- [Short task]
Search the records for "surges" and copy each line that holds it.

- [Records to process]
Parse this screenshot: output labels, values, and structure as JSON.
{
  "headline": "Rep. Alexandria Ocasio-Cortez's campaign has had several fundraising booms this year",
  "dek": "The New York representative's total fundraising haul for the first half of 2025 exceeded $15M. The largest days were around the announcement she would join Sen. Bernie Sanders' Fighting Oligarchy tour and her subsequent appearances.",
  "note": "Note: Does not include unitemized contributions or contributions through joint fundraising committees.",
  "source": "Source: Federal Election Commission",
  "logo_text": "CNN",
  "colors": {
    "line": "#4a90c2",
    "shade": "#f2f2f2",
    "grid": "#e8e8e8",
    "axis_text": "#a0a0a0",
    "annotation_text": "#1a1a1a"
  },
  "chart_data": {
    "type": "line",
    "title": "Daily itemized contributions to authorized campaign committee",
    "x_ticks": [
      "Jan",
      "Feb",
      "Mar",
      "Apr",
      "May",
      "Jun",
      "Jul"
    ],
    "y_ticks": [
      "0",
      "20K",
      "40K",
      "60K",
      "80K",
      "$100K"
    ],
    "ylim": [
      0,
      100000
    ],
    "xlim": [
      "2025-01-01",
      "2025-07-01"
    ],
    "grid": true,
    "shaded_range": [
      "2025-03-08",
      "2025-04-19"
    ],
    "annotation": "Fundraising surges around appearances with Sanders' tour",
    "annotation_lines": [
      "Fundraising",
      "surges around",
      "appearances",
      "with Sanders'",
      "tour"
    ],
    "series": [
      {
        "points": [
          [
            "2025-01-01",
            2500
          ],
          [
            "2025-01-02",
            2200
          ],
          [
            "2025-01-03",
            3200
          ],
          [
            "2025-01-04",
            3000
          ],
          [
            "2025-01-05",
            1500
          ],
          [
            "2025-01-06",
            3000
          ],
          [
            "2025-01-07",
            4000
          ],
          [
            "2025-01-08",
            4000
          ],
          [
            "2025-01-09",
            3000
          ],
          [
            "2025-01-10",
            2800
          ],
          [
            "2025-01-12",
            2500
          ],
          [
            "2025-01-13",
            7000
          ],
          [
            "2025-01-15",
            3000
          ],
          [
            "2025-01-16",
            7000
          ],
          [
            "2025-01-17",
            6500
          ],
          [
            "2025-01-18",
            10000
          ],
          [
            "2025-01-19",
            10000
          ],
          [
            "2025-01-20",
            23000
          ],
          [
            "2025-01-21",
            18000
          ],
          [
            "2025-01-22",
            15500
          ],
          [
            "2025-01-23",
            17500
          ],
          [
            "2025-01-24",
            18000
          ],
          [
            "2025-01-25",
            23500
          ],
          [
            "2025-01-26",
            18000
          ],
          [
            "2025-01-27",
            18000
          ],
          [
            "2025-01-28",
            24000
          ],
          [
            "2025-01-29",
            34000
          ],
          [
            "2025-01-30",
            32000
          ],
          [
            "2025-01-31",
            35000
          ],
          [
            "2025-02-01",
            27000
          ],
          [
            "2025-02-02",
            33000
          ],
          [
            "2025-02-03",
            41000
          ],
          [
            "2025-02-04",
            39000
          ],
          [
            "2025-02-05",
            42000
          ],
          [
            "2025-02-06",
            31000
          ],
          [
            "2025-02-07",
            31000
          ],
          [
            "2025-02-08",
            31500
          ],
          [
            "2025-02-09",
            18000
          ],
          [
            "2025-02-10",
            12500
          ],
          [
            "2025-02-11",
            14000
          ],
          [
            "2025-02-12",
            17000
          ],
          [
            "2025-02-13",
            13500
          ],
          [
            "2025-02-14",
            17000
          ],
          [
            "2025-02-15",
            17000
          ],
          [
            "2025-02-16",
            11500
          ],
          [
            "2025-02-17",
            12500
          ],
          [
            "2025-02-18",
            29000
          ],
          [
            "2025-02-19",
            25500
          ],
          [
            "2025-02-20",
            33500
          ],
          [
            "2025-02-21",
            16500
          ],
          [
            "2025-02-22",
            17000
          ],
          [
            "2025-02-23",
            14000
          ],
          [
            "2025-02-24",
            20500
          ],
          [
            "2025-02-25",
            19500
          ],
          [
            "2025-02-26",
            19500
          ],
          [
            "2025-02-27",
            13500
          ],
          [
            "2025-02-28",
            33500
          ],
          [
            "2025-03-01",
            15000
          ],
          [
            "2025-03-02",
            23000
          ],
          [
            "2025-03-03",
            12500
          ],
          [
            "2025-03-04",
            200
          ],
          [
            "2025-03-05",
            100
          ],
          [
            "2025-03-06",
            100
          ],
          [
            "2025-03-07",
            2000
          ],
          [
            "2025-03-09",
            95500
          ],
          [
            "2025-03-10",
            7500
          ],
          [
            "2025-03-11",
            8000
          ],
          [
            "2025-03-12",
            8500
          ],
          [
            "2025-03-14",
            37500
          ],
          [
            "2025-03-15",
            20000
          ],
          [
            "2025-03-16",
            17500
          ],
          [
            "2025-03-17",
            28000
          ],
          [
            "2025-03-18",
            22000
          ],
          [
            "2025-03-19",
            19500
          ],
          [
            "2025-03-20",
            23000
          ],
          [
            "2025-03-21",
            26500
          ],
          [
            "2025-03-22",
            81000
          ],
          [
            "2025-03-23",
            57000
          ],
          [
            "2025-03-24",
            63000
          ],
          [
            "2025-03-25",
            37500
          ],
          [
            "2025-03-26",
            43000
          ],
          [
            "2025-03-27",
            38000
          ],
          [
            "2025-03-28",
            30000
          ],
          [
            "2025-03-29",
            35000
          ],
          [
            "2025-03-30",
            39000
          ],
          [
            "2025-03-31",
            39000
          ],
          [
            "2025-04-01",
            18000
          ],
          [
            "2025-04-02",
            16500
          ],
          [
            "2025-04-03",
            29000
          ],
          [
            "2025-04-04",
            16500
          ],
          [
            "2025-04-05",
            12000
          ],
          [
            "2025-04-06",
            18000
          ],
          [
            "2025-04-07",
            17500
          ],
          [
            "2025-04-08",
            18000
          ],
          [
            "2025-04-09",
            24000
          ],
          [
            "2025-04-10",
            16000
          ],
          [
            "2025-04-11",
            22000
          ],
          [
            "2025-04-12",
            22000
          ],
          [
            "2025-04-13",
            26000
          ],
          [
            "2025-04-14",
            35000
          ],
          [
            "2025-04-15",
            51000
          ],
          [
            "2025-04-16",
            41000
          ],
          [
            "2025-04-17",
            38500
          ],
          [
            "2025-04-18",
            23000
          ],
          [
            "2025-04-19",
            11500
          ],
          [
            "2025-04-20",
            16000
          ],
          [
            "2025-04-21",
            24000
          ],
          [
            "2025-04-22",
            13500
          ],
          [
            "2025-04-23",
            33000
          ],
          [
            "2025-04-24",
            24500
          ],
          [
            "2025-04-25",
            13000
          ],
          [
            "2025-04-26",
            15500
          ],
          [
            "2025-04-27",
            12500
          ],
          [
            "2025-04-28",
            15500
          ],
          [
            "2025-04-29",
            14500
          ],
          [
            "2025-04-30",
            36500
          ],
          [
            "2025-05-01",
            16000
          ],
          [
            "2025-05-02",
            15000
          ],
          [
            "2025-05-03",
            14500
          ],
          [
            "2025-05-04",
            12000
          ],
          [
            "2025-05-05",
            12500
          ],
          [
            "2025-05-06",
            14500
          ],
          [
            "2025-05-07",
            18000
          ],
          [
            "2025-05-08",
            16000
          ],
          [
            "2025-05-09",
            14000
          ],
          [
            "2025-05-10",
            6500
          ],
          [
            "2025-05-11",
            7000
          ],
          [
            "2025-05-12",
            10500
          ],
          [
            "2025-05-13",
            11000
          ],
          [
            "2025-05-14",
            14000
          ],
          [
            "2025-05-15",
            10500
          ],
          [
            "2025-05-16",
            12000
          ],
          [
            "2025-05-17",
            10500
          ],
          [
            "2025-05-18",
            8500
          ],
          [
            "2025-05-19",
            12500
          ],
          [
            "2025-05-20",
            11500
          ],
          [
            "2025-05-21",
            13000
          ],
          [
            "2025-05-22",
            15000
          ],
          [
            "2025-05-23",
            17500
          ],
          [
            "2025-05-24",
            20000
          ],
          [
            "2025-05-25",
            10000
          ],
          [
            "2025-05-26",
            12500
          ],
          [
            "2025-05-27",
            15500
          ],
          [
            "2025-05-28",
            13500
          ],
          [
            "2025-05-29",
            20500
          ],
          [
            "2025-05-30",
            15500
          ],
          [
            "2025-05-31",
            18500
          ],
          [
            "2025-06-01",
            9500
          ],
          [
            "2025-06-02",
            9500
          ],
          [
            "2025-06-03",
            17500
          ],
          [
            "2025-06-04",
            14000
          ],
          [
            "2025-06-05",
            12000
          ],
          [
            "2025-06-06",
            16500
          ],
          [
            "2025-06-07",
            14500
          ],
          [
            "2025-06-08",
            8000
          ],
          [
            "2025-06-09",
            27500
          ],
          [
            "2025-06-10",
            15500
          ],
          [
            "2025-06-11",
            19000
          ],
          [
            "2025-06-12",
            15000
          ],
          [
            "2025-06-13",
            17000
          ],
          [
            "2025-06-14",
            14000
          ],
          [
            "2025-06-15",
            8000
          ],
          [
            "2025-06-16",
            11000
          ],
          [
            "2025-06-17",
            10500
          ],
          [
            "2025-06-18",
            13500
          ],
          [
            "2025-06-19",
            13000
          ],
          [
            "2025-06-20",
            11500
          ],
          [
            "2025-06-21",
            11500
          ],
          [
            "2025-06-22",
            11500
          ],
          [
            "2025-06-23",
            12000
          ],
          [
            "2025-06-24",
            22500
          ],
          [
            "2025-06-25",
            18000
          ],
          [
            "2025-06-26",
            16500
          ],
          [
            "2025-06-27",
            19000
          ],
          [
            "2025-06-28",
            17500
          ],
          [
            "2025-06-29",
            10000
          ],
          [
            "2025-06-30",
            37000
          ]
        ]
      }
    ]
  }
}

- [Finished exercise]
    "annotation": "Fundraising surges around appearances with Sanders' tour",
      "surges around",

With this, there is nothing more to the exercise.